§ EXERCISE BRIEF:
Can you transcribe the data exactly? Leave the pictures out.

Data records

┄┄┄┄┄┄

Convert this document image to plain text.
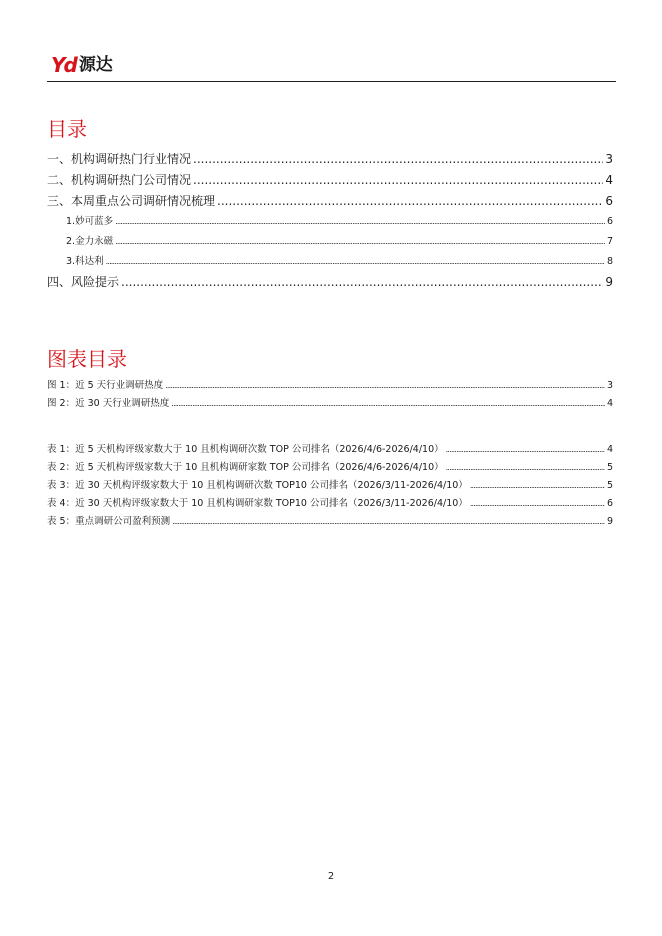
Yd 源达
目录
一、机构调研热门行业情况 .....	3
二、机构调研热门公司情况 .....	4
三、本周重点公司调研情况梳理 .....	6
1.妙可蓝多 .....	6
2.金力永磁 .....	7
3.科达利 .....	8
四、风险提示 .....	9
图表目录
图 1：近 5 天行业调研热度 .....	3
图 2：近 30 天行业调研热度 .....	4
表 1：近 5 天机构评级家数大于 10 且机构调研次数 TOP 公司排名（2026/4/6-2026/4/10） .....	4
表 2：近 5 天机构评级家数大于 10 且机构调研家数 TOP 公司排名（2026/4/6-2026/4/10） .....	5
表 3：近 30 天机构评级家数大于 10 且机构调研次数 TOP10 公司排名（2026/3/11-2026/4/10） .....	5
表 4：近 30 天机构评级家数大于 10 且机构调研家数 TOP10 公司排名（2026/3/11-2026/4/10） .....	6
表 5：重点调研公司盈利预测 .....	9
2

┄┄┄┄┄┄

§ ANSWER TO THE EXERCISE:
Convert this document image to plain text.
Yd 源达
目录
一、机构调研热门行业情况 .....	3
二、机构调研热门公司情况 .....	4
三、本周重点公司调研情况梳理 .....	6
1.妙可蓝多 .....	6
2.金力永磁 .....	7
3.科达利 .....	8
四、风险提示 .....	9
图表目录
图 1：近 5 天行业调研热度 .....	3
图 2：近 30 天行业调研热度 .....	4
表 1：近 5 天机构评级家数大于 10 且机构调研次数 TOP 公司排名（2026/4/6-2026/4/10） .....	4
表 2：近 5 天机构评级家数大于 10 且机构调研家数 TOP 公司排名（2026/4/6-2026/4/10） .....	5
表 3：近 30 天机构评级家数大于 10 且机构调研次数 TOP10 公司排名（2026/3/11-2026/4/10） .....	5
表 4：近 30 天机构评级家数大于 10 且机构调研家数 TOP10 公司排名（2026/3/11-2026/4/10） .....	6
表 5：重点调研公司盈利预测 .....	9
2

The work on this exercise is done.